[Instructions for the task]
Write out the listing below exactly, and omit any images you find in it.

===============

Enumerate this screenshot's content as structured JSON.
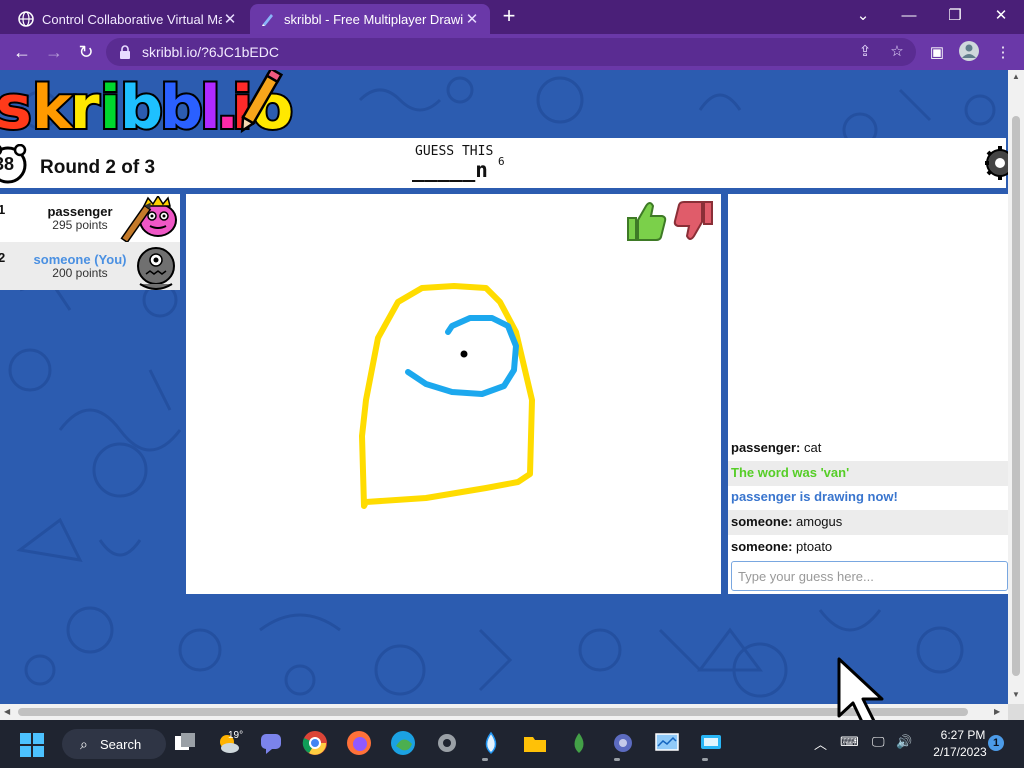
{
  "browser": {
    "tabs": [
      {
        "title": "Control Collaborative Virtual Mac",
        "active": false
      },
      {
        "title": "skribbl - Free Multiplayer Drawing",
        "active": true
      }
    ],
    "url": "skribbl.io/?6JC1bEDC"
  },
  "game": {
    "logo_text": "skribbl.io",
    "timer": "38",
    "round": "Round 2 of 3",
    "guess_label": "GUESS THIS",
    "hint": "_____n",
    "hint_letter_count": "6"
  },
  "players": [
    {
      "rank": "1",
      "name": "passenger",
      "points": "295 points",
      "drawing": true
    },
    {
      "rank": "2",
      "name": "someone (You)",
      "points": "200 points",
      "drawing": false
    }
  ],
  "chat": {
    "messages": [
      {
        "author": "passenger:",
        "text": " cat"
      },
      {
        "text": "The word was 'van'"
      },
      {
        "text": "passenger is drawing now!"
      },
      {
        "author": "someone:",
        "text": " amogus"
      },
      {
        "author": "someone:",
        "text": " ptoato"
      }
    ],
    "input_placeholder": "Type your guess here..."
  },
  "taskbar": {
    "search_label": "Search",
    "weather_temp": "19°",
    "time": "6:27 PM",
    "date": "2/17/2023",
    "notification_count": "1"
  },
  "colors": {
    "browser_frame": "#4a1f78",
    "browser_toolbar": "#6a38a8",
    "page_background": "#2c5cb0",
    "stroke_yellow": "#ffdc00",
    "stroke_blue": "#1ca8ee",
    "chat_green": "#56ce27",
    "chat_blue": "#3975ce"
  }
}
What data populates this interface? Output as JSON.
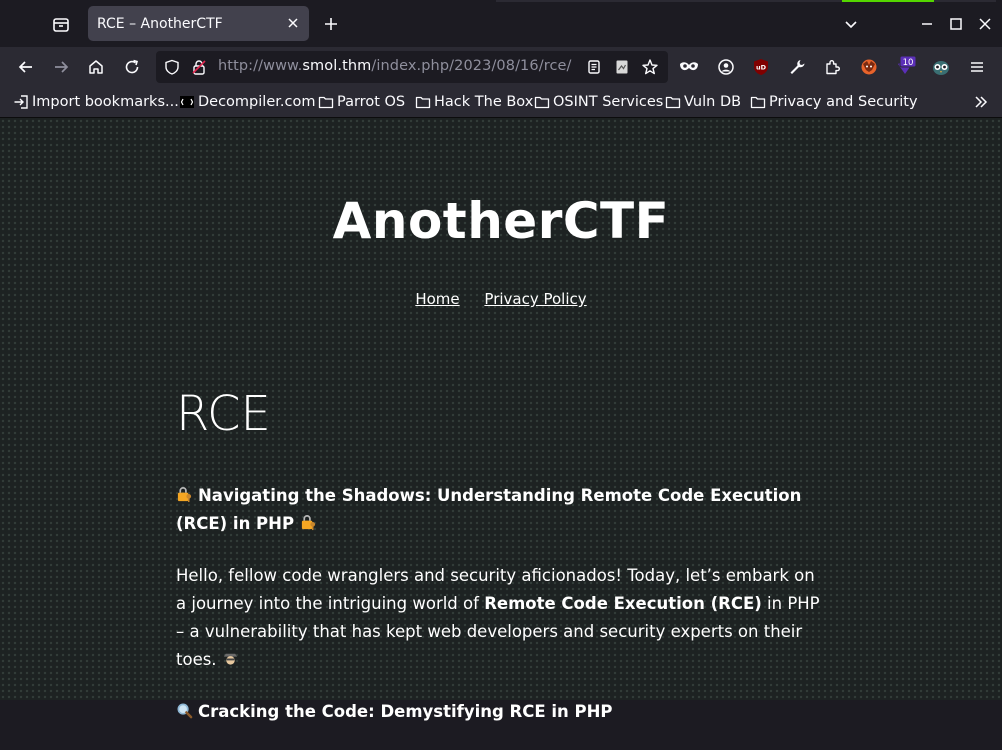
{
  "browser": {
    "tab_title": "RCE – AnotherCTF",
    "url_prefix": "http://www.",
    "url_host": "smol.thm",
    "url_path": "/index.php/2023/08/16/rce/",
    "extension_badge": "10",
    "extension_label": "uD"
  },
  "bookmarks": [
    {
      "label": "Import bookmarks...",
      "icon": "import-icon"
    },
    {
      "label": "Decompiler.com",
      "icon": "decompiler-icon"
    },
    {
      "label": "Parrot OS",
      "icon": "folder-icon"
    },
    {
      "label": "Hack The Box",
      "icon": "folder-icon"
    },
    {
      "label": "OSINT Services",
      "icon": "folder-icon"
    },
    {
      "label": "Vuln DB",
      "icon": "folder-icon"
    },
    {
      "label": "Privacy and Security",
      "icon": "folder-icon"
    }
  ],
  "site": {
    "title": "AnotherCTF",
    "nav": [
      "Home",
      "Privacy Policy"
    ]
  },
  "post": {
    "title": "RCE",
    "heading1": "Navigating the Shadows: Understanding Remote Code Execution (RCE) in PHP",
    "para1_a": "Hello, fellow code wranglers and security aficionados! Today, let’s embark on a journey into the intriguing world of ",
    "para1_bold": "Remote Code Execution (RCE)",
    "para1_b": " in PHP – a vulnerability that has kept web developers and security experts on their toes.",
    "heading2": "Cracking the Code: Demystifying RCE in PHP"
  },
  "colors": {
    "page_bg": "#1d2222",
    "chrome_bg": "#2b2a33",
    "tab_active": "#42414d",
    "ublock_red": "#800000",
    "badge_purple": "#5b2fb8"
  }
}
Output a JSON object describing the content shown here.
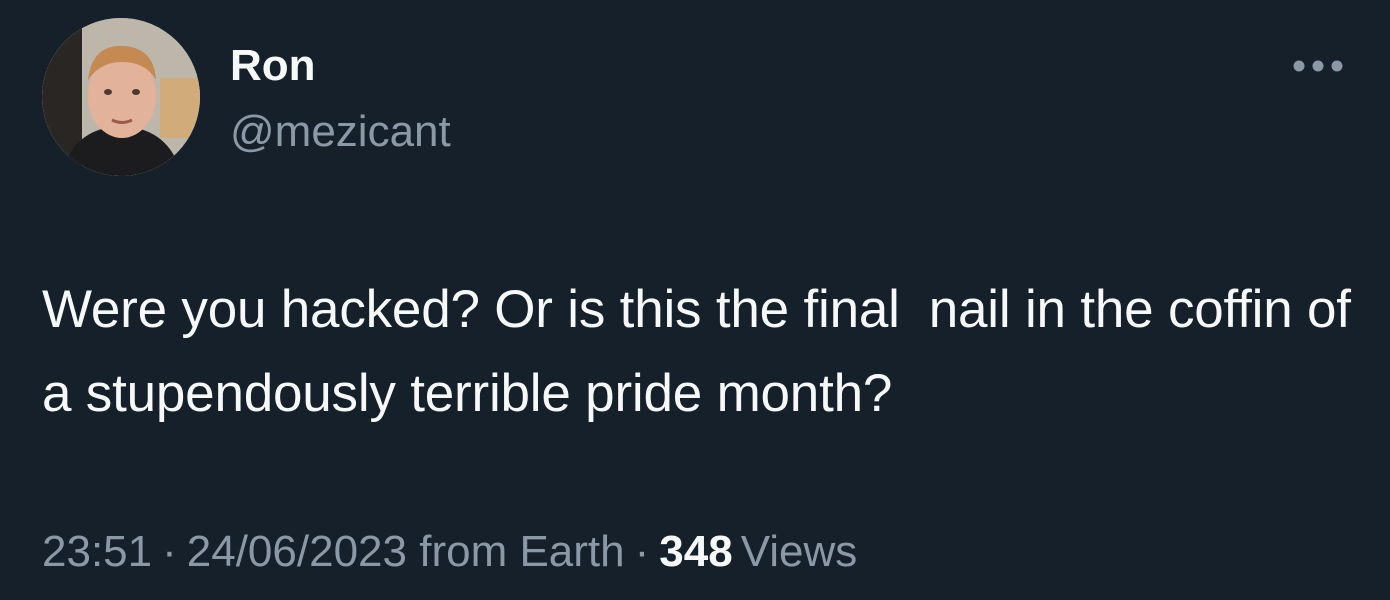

===============

[Correct output]
Enumerate this screenshot's content as structured JSON.
{
  "browser": {
    "tabs": [
      {
        "title": "Control Collaborative Virtual Mac",
        "active": false
      },
      {
        "title": "skribbl - Free Multiplayer Drawing",
        "active": true
      }
    ],
    "url": "skribbl.io/?6JC1bEDC"
  },
  "game": {
    "logo_text": "skribbl.io",
    "timer": "38",
    "round": "Round 2 of 3",
    "guess_label": "GUESS THIS",
    "hint": "_____n",
    "hint_letter_count": "6"
  },
  "players": [
    {
      "rank": "1",
      "name": "passenger",
      "points": "295 points",
      "drawing": true
    },
    {
      "rank": "2",
      "name": "someone (You)",
      "points": "200 points",
      "drawing": false
    }
  ],
  "chat": {
    "messages": [
      {
        "author": "passenger:",
        "text": " cat"
      },
      {
        "text": "The word was 'van'"
      },
      {
        "text": "passenger is drawing now!"
      },
      {
        "author": "someone:",
        "text": " amogus"
      },
      {
        "author": "someone:",
        "text": " ptoato"
      }
    ],
    "input_placeholder": "Type your guess here..."
  },
  "taskbar": {
    "search_label": "Search",
    "weather_temp": "19°",
    "time": "6:27 PM",
    "date": "2/17/2023",
    "notification_count": "1"
  },
  "colors": {
    "browser_frame": "#4a1f78",
    "browser_toolbar": "#6a38a8",
    "page_background": "#2c5cb0",
    "stroke_yellow": "#ffdc00",
    "stroke_blue": "#1ca8ee",
    "chat_green": "#56ce27",
    "chat_blue": "#3975ce"
  }
}
What data populates this interface? Output as JSON.
{
  "browser": {
    "tab_title": "RCE – AnotherCTF",
    "url_prefix": "http://www.",
    "url_host": "smol.thm",
    "url_path": "/index.php/2023/08/16/rce/",
    "extension_badge": "10",
    "extension_label": "uD"
  },
  "bookmarks": [
    {
      "label": "Import bookmarks...",
      "icon": "import-icon"
    },
    {
      "label": "Decompiler.com",
      "icon": "decompiler-icon"
    },
    {
      "label": "Parrot OS",
      "icon": "folder-icon"
    },
    {
      "label": "Hack The Box",
      "icon": "folder-icon"
    },
    {
      "label": "OSINT Services",
      "icon": "folder-icon"
    },
    {
      "label": "Vuln DB",
      "icon": "folder-icon"
    },
    {
      "label": "Privacy and Security",
      "icon": "folder-icon"
    }
  ],
  "site": {
    "title": "AnotherCTF",
    "nav": [
      "Home",
      "Privacy Policy"
    ]
  },
  "post": {
    "title": "RCE",
    "heading1": "Navigating the Shadows: Understanding Remote Code Execution (RCE) in PHP",
    "para1_a": "Hello, fellow code wranglers and security aficionados! Today, let’s embark on a journey into the intriguing world of ",
    "para1_bold": "Remote Code Execution (RCE)",
    "para1_b": " in PHP – a vulnerability that has kept web developers and security experts on their toes.",
    "heading2": "Cracking the Code: Demystifying RCE in PHP"
  },
  "colors": {
    "page_bg": "#1d2222",
    "chrome_bg": "#2b2a33",
    "tab_active": "#42414d",
    "ublock_red": "#800000",
    "badge_purple": "#5b2fb8"
  }
}
Output a JSON object describing the content shown here.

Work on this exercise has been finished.